— START OF DATASET RECORDS —

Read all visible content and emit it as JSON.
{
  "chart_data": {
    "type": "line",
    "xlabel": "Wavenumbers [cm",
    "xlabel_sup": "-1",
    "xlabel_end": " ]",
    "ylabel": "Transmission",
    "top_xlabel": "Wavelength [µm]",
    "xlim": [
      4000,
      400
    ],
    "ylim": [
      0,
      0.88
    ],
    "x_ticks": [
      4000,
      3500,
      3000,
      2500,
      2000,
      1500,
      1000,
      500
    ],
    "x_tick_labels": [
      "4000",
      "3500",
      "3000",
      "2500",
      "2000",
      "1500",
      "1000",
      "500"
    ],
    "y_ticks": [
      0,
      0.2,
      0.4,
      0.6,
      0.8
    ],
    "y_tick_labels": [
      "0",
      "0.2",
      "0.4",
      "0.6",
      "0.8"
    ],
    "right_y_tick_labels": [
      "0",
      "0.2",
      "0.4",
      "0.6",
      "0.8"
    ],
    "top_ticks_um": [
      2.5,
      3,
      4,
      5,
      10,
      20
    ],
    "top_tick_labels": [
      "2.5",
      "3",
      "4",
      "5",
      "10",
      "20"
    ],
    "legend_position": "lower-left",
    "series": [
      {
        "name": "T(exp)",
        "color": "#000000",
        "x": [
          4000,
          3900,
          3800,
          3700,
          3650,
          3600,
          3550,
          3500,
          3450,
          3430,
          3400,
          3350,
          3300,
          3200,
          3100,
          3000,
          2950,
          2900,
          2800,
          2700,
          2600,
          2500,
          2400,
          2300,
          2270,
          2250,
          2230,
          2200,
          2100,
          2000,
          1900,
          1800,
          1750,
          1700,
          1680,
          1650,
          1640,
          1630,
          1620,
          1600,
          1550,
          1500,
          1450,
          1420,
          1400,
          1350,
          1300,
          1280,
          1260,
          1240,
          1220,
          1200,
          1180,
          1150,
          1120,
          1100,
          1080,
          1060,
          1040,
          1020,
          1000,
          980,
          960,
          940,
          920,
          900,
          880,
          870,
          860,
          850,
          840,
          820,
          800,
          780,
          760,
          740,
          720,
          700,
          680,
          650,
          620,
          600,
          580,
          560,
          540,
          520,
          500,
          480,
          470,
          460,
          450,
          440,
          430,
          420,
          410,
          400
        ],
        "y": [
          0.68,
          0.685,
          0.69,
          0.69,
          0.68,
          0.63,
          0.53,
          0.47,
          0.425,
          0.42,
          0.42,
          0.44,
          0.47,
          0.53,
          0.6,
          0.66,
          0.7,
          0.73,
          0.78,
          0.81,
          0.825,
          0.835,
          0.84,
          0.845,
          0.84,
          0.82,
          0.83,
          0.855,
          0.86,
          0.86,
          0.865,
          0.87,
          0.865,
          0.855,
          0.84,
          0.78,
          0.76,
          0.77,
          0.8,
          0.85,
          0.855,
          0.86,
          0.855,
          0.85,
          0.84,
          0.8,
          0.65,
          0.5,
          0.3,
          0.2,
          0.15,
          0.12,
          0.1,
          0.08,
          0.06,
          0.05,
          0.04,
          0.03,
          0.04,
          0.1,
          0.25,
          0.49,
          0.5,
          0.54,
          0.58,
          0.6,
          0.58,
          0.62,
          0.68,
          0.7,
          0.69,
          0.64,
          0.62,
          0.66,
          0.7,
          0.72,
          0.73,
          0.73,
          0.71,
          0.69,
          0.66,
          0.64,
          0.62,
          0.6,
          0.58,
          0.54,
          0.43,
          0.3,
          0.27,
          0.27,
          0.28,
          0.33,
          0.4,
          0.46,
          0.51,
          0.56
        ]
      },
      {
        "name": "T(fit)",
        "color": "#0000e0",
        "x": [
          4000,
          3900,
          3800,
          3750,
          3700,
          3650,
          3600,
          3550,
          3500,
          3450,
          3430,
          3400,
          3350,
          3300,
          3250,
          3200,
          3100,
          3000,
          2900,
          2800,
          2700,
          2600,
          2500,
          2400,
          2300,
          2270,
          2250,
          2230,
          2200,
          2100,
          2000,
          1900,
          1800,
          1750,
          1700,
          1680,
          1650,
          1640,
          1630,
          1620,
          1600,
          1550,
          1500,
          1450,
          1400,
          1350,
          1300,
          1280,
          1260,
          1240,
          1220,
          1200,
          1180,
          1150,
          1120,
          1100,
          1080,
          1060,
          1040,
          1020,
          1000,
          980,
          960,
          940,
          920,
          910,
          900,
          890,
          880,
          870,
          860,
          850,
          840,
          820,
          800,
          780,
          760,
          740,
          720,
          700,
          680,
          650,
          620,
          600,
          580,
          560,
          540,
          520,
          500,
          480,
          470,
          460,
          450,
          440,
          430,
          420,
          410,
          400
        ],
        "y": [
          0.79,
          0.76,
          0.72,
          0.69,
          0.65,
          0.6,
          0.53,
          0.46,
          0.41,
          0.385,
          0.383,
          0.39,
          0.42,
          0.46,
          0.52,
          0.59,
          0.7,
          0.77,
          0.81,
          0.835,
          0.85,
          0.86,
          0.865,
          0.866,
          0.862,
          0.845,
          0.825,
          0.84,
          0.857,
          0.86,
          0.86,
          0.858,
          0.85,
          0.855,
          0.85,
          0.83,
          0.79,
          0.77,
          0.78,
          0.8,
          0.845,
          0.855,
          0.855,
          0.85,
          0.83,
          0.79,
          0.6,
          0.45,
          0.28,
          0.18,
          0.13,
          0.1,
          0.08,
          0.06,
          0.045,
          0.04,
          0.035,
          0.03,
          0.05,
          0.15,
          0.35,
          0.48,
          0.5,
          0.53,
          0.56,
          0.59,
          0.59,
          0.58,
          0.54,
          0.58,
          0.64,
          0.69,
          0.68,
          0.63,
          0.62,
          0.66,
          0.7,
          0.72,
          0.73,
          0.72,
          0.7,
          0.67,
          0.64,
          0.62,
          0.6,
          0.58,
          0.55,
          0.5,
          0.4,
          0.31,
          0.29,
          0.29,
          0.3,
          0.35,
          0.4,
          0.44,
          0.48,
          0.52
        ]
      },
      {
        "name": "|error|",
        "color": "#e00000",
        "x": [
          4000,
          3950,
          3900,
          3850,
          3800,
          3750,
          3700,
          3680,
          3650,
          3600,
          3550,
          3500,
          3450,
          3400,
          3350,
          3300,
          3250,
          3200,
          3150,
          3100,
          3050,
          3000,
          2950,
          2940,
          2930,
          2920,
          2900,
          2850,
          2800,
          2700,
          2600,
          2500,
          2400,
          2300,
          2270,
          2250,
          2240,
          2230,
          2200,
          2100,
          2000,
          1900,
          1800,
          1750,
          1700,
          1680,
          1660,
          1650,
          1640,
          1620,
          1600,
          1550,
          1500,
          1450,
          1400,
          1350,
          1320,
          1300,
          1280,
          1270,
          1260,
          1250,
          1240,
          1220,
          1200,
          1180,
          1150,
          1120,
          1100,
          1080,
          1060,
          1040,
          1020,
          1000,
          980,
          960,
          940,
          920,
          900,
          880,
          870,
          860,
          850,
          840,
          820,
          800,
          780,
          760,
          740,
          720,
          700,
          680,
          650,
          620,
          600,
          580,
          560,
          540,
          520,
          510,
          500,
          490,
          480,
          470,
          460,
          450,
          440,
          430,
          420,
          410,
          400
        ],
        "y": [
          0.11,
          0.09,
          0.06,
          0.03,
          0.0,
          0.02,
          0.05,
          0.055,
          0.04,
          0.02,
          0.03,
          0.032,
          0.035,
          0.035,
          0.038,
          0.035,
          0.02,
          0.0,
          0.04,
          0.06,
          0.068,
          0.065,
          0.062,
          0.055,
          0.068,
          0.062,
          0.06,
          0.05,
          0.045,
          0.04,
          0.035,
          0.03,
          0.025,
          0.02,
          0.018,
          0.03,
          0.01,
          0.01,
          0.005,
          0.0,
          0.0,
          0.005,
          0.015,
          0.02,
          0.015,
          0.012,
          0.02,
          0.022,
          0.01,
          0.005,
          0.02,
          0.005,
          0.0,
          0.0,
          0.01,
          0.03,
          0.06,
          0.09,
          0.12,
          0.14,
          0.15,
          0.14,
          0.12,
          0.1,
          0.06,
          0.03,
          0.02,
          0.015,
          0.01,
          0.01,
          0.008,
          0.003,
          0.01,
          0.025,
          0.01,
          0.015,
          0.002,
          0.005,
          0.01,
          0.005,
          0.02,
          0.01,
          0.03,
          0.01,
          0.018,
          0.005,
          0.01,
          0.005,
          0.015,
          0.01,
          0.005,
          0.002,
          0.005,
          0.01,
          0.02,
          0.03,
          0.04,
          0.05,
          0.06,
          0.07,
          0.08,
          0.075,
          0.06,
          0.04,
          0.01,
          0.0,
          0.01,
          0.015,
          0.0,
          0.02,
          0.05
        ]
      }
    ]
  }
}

— END OF DATASET RECORDS —

- **WHAT IS BEING ASKED**
Above are the records; copy every line in them that holds the word "color".

- **RESPONSE**
        "color": "#000000",
        "color": "#0000e0",
        "color": "#e00000",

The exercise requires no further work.